▶ Your instructions: Transcribe all of the material exactly. Any picture in it should be left out.

▶ Records to process:
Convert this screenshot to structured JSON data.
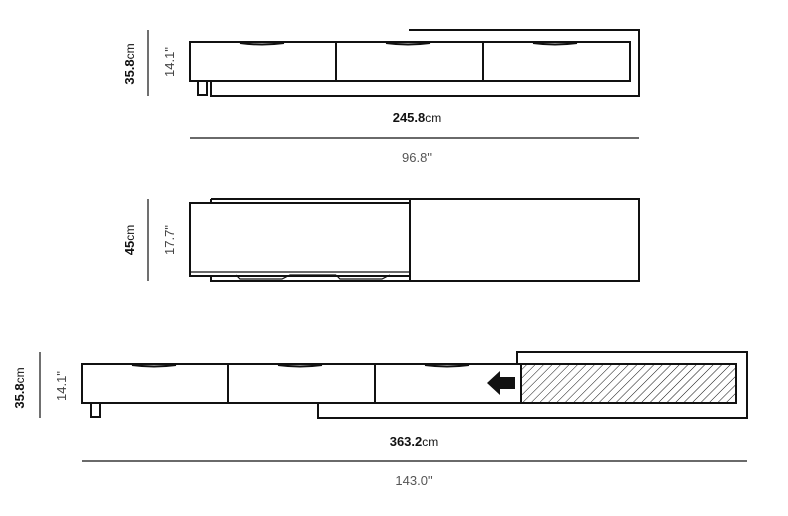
{
  "views": {
    "front_closed": {
      "height_cm_value": "35.8",
      "height_cm_unit": "cm",
      "height_in": "14.1\"",
      "width_cm_value": "245.8",
      "width_cm_unit": "cm",
      "width_in": "96.8\""
    },
    "top": {
      "depth_cm_value": "45",
      "depth_cm_unit": "cm",
      "depth_in": "17.7\""
    },
    "front_extended": {
      "height_cm_value": "35.8",
      "height_cm_unit": "cm",
      "height_in": "14.1\"",
      "width_cm_value": "363.2",
      "width_cm_unit": "cm",
      "width_in": "143.0\""
    }
  },
  "icons": {
    "direction": "arrow-left-icon",
    "extension_pattern": "hatch-pattern"
  }
}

▶ Full response:
Convert this screenshot to structured JSON data.
{
  "views": {
    "front_closed": {
      "height_cm_value": "35.8",
      "height_cm_unit": "cm",
      "height_in": "14.1\"",
      "width_cm_value": "245.8",
      "width_cm_unit": "cm",
      "width_in": "96.8\""
    },
    "top": {
      "depth_cm_value": "45",
      "depth_cm_unit": "cm",
      "depth_in": "17.7\""
    },
    "front_extended": {
      "height_cm_value": "35.8",
      "height_cm_unit": "cm",
      "height_in": "14.1\"",
      "width_cm_value": "363.2",
      "width_cm_unit": "cm",
      "width_in": "143.0\""
    }
  },
  "icons": {
    "direction": "arrow-left-icon",
    "extension_pattern": "hatch-pattern"
  }
}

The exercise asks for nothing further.